* **Exercise goal**:
Copy the records below exactly, omitting any pictures they contain.

* **Listed entries**:

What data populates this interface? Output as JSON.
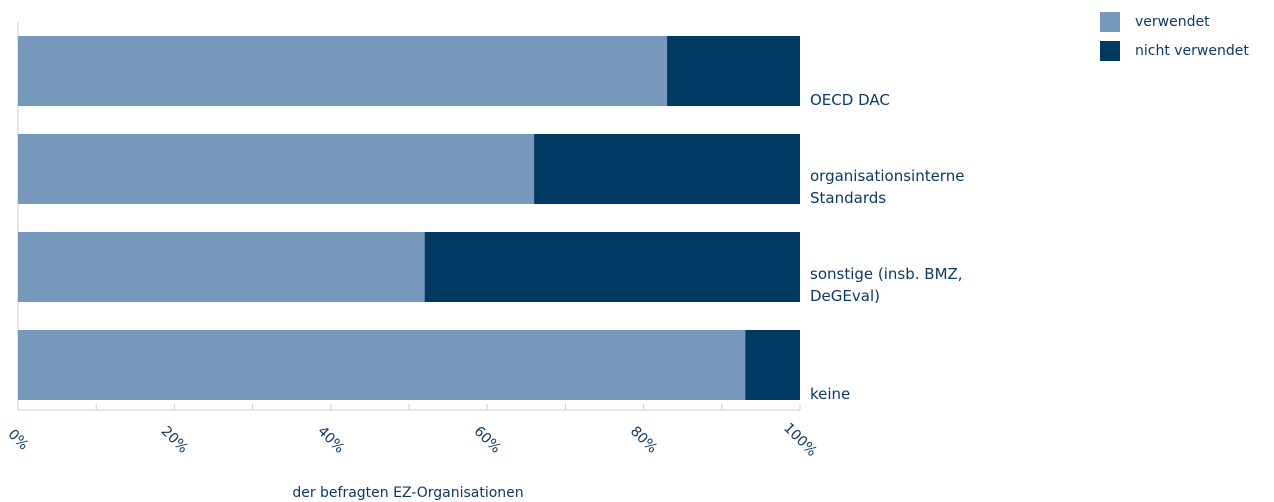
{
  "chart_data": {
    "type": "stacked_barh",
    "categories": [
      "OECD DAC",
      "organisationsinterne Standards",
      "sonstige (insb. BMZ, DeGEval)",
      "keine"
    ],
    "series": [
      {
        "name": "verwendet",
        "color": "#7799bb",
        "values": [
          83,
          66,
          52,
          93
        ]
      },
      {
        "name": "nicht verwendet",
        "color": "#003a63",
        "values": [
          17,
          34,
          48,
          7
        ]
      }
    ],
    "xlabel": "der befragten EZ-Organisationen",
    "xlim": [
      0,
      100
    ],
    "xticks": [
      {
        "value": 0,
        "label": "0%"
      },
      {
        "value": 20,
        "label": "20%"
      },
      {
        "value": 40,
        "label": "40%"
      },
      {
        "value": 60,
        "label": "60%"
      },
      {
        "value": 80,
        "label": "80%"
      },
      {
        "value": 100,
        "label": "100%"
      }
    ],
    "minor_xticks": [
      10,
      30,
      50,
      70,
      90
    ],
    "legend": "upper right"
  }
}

* **Task result**:
What data populates this interface? Output as JSON.
{
  "chart_data": {
    "type": "stacked_barh",
    "categories": [
      "OECD DAC",
      "organisationsinterne Standards",
      "sonstige (insb. BMZ, DeGEval)",
      "keine"
    ],
    "series": [
      {
        "name": "verwendet",
        "color": "#7799bb",
        "values": [
          83,
          66,
          52,
          93
        ]
      },
      {
        "name": "nicht verwendet",
        "color": "#003a63",
        "values": [
          17,
          34,
          48,
          7
        ]
      }
    ],
    "xlabel": "der befragten EZ-Organisationen",
    "xlim": [
      0,
      100
    ],
    "xticks": [
      {
        "value": 0,
        "label": "0%"
      },
      {
        "value": 20,
        "label": "20%"
      },
      {
        "value": 40,
        "label": "40%"
      },
      {
        "value": 60,
        "label": "60%"
      },
      {
        "value": 80,
        "label": "80%"
      },
      {
        "value": 100,
        "label": "100%"
      }
    ],
    "minor_xticks": [
      10,
      30,
      50,
      70,
      90
    ],
    "legend": "upper right"
  }
}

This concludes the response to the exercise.